AIM:
Copy every one of the following rows character for character, with nothing changed.

○ ○ ○ ○ ○ ○ ○

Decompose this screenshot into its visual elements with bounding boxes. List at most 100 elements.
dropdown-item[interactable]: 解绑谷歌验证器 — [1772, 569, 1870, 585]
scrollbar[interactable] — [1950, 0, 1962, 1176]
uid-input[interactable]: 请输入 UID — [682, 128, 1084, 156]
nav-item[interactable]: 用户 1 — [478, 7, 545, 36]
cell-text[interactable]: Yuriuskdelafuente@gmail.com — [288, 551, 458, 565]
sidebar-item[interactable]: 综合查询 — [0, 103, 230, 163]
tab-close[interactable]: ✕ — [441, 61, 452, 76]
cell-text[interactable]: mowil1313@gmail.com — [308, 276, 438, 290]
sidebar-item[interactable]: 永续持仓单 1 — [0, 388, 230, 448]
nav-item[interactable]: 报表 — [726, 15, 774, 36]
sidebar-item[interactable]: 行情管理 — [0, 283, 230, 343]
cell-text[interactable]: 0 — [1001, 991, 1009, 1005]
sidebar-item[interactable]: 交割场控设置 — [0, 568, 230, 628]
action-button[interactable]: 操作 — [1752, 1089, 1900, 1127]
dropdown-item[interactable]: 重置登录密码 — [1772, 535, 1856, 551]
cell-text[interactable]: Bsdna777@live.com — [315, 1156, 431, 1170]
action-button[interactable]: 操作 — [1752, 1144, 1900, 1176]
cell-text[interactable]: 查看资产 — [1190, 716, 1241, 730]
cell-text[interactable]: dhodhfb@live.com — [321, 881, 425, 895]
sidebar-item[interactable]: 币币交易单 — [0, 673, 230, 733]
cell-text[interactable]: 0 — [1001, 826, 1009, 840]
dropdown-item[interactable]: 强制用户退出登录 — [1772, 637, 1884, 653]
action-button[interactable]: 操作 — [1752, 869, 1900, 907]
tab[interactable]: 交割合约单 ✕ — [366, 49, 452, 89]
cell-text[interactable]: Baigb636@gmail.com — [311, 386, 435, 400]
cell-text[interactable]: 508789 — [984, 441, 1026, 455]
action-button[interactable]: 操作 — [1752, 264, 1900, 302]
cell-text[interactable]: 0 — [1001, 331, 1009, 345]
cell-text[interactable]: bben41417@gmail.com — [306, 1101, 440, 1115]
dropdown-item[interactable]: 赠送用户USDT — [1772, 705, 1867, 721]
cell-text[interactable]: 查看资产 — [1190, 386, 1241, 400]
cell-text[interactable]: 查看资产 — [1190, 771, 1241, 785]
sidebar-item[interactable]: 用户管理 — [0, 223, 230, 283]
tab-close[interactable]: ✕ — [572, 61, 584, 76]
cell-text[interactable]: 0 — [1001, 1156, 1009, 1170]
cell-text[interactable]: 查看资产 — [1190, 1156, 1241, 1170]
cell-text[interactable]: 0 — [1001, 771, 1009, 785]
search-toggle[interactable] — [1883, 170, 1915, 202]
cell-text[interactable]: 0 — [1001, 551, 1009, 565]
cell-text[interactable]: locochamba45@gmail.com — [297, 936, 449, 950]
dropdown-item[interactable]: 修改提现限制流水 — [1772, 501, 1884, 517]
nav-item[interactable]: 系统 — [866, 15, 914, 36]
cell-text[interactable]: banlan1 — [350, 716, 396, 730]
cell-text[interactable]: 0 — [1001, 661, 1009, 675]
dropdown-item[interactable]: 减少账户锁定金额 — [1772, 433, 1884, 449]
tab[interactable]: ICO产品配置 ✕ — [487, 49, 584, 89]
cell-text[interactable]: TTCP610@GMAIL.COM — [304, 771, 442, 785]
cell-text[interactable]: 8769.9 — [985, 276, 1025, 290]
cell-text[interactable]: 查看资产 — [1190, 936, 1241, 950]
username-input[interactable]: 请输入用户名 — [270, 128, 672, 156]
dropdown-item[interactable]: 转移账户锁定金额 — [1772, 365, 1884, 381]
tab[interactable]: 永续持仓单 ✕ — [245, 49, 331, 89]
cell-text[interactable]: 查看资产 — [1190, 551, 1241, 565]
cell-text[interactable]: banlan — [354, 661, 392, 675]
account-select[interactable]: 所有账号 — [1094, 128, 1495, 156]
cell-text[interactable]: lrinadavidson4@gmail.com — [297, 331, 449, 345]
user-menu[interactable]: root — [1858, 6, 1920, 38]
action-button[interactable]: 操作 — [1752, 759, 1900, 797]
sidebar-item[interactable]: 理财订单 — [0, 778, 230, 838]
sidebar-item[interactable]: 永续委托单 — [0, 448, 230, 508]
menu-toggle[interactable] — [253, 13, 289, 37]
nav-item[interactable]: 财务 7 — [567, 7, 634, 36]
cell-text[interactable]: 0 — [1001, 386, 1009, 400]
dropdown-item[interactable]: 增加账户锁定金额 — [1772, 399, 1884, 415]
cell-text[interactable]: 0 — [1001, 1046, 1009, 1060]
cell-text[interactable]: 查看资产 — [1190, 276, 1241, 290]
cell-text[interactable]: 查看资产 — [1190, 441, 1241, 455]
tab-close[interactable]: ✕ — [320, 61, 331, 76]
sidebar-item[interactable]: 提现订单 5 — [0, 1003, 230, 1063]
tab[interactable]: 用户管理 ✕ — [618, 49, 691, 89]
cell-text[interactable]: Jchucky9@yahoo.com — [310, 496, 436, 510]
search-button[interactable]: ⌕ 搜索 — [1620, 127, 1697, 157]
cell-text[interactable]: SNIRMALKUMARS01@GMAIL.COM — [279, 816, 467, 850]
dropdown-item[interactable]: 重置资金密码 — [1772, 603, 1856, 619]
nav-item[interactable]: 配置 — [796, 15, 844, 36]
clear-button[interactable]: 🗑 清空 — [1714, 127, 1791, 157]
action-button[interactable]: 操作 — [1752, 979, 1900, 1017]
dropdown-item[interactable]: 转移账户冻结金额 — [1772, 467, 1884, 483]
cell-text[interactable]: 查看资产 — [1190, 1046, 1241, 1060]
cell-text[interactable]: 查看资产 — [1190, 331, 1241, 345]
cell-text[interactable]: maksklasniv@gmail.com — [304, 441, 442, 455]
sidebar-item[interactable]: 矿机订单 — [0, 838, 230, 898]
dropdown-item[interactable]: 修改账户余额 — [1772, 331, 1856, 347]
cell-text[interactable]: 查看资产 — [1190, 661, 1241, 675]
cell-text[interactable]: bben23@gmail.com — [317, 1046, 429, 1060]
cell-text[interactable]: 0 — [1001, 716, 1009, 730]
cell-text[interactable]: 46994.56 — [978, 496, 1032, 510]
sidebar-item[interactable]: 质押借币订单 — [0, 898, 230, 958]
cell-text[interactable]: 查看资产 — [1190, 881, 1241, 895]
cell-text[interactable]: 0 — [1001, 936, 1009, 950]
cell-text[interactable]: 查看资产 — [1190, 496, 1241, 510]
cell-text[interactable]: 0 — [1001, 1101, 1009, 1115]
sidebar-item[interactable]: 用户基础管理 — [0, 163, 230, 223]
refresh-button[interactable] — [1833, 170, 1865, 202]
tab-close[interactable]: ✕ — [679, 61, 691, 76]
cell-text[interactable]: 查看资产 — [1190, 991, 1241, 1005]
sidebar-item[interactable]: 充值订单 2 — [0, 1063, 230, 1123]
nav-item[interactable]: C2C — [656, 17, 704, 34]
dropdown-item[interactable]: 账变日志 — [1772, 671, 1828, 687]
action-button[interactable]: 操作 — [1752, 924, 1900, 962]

○ ○ ○ ○ ○ ○ ○

EXERCISE SOLUTION:
Decompose this screenshot into its visual elements with bounding boxes. List at most 100 elements.
dropdown-item[interactable]: 解绑谷歌验证器 — [1772, 569, 1870, 585]
scrollbar[interactable] — [1950, 0, 1962, 1176]
uid-input[interactable]: 请输入 UID — [682, 128, 1084, 156]
nav-item[interactable]: 用户 1 — [478, 7, 545, 36]
cell-text[interactable]: Yuriuskdelafuente@gmail.com — [288, 551, 458, 565]
sidebar-item[interactable]: 综合查询 — [0, 103, 230, 163]
tab-close[interactable]: ✕ — [441, 61, 452, 76]
cell-text[interactable]: mowil1313@gmail.com — [308, 276, 438, 290]
sidebar-item[interactable]: 永续持仓单 1 — [0, 388, 230, 448]
nav-item[interactable]: 报表 — [726, 15, 774, 36]
sidebar-item[interactable]: 行情管理 — [0, 283, 230, 343]
cell-text[interactable]: 0 — [1001, 991, 1009, 1005]
sidebar-item[interactable]: 交割场控设置 — [0, 568, 230, 628]
action-button[interactable]: 操作 — [1752, 1089, 1900, 1127]
dropdown-item[interactable]: 重置登录密码 — [1772, 535, 1856, 551]
cell-text[interactable]: Bsdna777@live.com — [315, 1156, 431, 1170]
action-button[interactable]: 操作 — [1752, 1144, 1900, 1176]
cell-text[interactable]: 查看资产 — [1190, 716, 1241, 730]
cell-text[interactable]: dhodhfb@live.com — [321, 881, 425, 895]
sidebar-item[interactable]: 币币交易单 — [0, 673, 230, 733]
cell-text[interactable]: 0 — [1001, 826, 1009, 840]
dropdown-item[interactable]: 强制用户退出登录 — [1772, 637, 1884, 653]
action-button[interactable]: 操作 — [1752, 869, 1900, 907]
tab[interactable]: 交割合约单 ✕ — [366, 49, 452, 89]
cell-text[interactable]: Baigb636@gmail.com — [311, 386, 435, 400]
cell-text[interactable]: 508789 — [984, 441, 1026, 455]
action-button[interactable]: 操作 — [1752, 264, 1900, 302]
cell-text[interactable]: 0 — [1001, 331, 1009, 345]
cell-text[interactable]: bben41417@gmail.com — [306, 1101, 440, 1115]
dropdown-item[interactable]: 赠送用户USDT — [1772, 705, 1867, 721]
cell-text[interactable]: 查看资产 — [1190, 386, 1241, 400]
cell-text[interactable]: 查看资产 — [1190, 771, 1241, 785]
sidebar-item[interactable]: 用户管理 — [0, 223, 230, 283]
tab-close[interactable]: ✕ — [572, 61, 584, 76]
cell-text[interactable]: 0 — [1001, 1156, 1009, 1170]
cell-text[interactable]: 查看资产 — [1190, 1156, 1241, 1170]
cell-text[interactable]: 0 — [1001, 771, 1009, 785]
search-toggle[interactable] — [1883, 170, 1915, 202]
cell-text[interactable]: 0 — [1001, 551, 1009, 565]
cell-text[interactable]: locochamba45@gmail.com — [297, 936, 449, 950]
dropdown-item[interactable]: 修改提现限制流水 — [1772, 501, 1884, 517]
nav-item[interactable]: 系统 — [866, 15, 914, 36]
cell-text[interactable]: banlan1 — [350, 716, 396, 730]
cell-text[interactable]: 0 — [1001, 661, 1009, 675]
dropdown-item[interactable]: 减少账户锁定金额 — [1772, 433, 1884, 449]
tab[interactable]: ICO产品配置 ✕ — [487, 49, 584, 89]
cell-text[interactable]: TTCP610@GMAIL.COM — [304, 771, 442, 785]
cell-text[interactable]: 8769.9 — [985, 276, 1025, 290]
cell-text[interactable]: 查看资产 — [1190, 936, 1241, 950]
username-input[interactable]: 请输入用户名 — [270, 128, 672, 156]
dropdown-item[interactable]: 转移账户锁定金额 — [1772, 365, 1884, 381]
tab[interactable]: 永续持仓单 ✕ — [245, 49, 331, 89]
cell-text[interactable]: 查看资产 — [1190, 551, 1241, 565]
cell-text[interactable]: banlan — [354, 661, 392, 675]
account-select[interactable]: 所有账号 — [1094, 128, 1495, 156]
cell-text[interactable]: lrinadavidson4@gmail.com — [297, 331, 449, 345]
user-menu[interactable]: root — [1858, 6, 1920, 38]
action-button[interactable]: 操作 — [1752, 759, 1900, 797]
sidebar-item[interactable]: 理财订单 — [0, 778, 230, 838]
sidebar-item[interactable]: 永续委托单 — [0, 448, 230, 508]
menu-toggle[interactable] — [253, 13, 289, 37]
nav-item[interactable]: 财务 7 — [567, 7, 634, 36]
cell-text[interactable]: 0 — [1001, 386, 1009, 400]
dropdown-item[interactable]: 增加账户锁定金额 — [1772, 399, 1884, 415]
cell-text[interactable]: 0 — [1001, 1046, 1009, 1060]
cell-text[interactable]: 查看资产 — [1190, 276, 1241, 290]
cell-text[interactable]: 查看资产 — [1190, 441, 1241, 455]
tab-close[interactable]: ✕ — [320, 61, 331, 76]
sidebar-item[interactable]: 提现订单 5 — [0, 1003, 230, 1063]
tab[interactable]: 用户管理 ✕ — [618, 49, 691, 89]
cell-text[interactable]: Jchucky9@yahoo.com — [310, 496, 436, 510]
search-button[interactable]: ⌕ 搜索 — [1620, 127, 1697, 157]
cell-text[interactable]: SNIRMALKUMARS01@GMAIL.COM — [279, 816, 467, 850]
dropdown-item[interactable]: 重置资金密码 — [1772, 603, 1856, 619]
nav-item[interactable]: 配置 — [796, 15, 844, 36]
clear-button[interactable]: 🗑 清空 — [1714, 127, 1791, 157]
action-button[interactable]: 操作 — [1752, 979, 1900, 1017]
dropdown-item[interactable]: 转移账户冻结金额 — [1772, 467, 1884, 483]
cell-text[interactable]: 查看资产 — [1190, 1046, 1241, 1060]
cell-text[interactable]: 查看资产 — [1190, 331, 1241, 345]
cell-text[interactable]: maksklasniv@gmail.com — [304, 441, 442, 455]
sidebar-item[interactable]: 矿机订单 — [0, 838, 230, 898]
dropdown-item[interactable]: 修改账户余额 — [1772, 331, 1856, 347]
cell-text[interactable]: 查看资产 — [1190, 661, 1241, 675]
cell-text[interactable]: bben23@gmail.com — [317, 1046, 429, 1060]
cell-text[interactable]: 0 — [1001, 716, 1009, 730]
cell-text[interactable]: 46994.56 — [978, 496, 1032, 510]
sidebar-item[interactable]: 质押借币订单 — [0, 898, 230, 958]
cell-text[interactable]: 查看资产 — [1190, 881, 1241, 895]
cell-text[interactable]: 0 — [1001, 936, 1009, 950]
cell-text[interactable]: 查看资产 — [1190, 496, 1241, 510]
cell-text[interactable]: 0 — [1001, 1101, 1009, 1115]
sidebar-item[interactable]: 用户基础管理 — [0, 163, 230, 223]
refresh-button[interactable] — [1833, 170, 1865, 202]
tab-close[interactable]: ✕ — [679, 61, 691, 76]
cell-text[interactable]: 查看资产 — [1190, 991, 1241, 1005]
sidebar-item[interactable]: 充值订单 2 — [0, 1063, 230, 1123]
nav-item[interactable]: C2C — [656, 17, 704, 34]
dropdown-item[interactable]: 账变日志 — [1772, 671, 1828, 687]
action-button[interactable]: 操作 — [1752, 924, 1900, 962]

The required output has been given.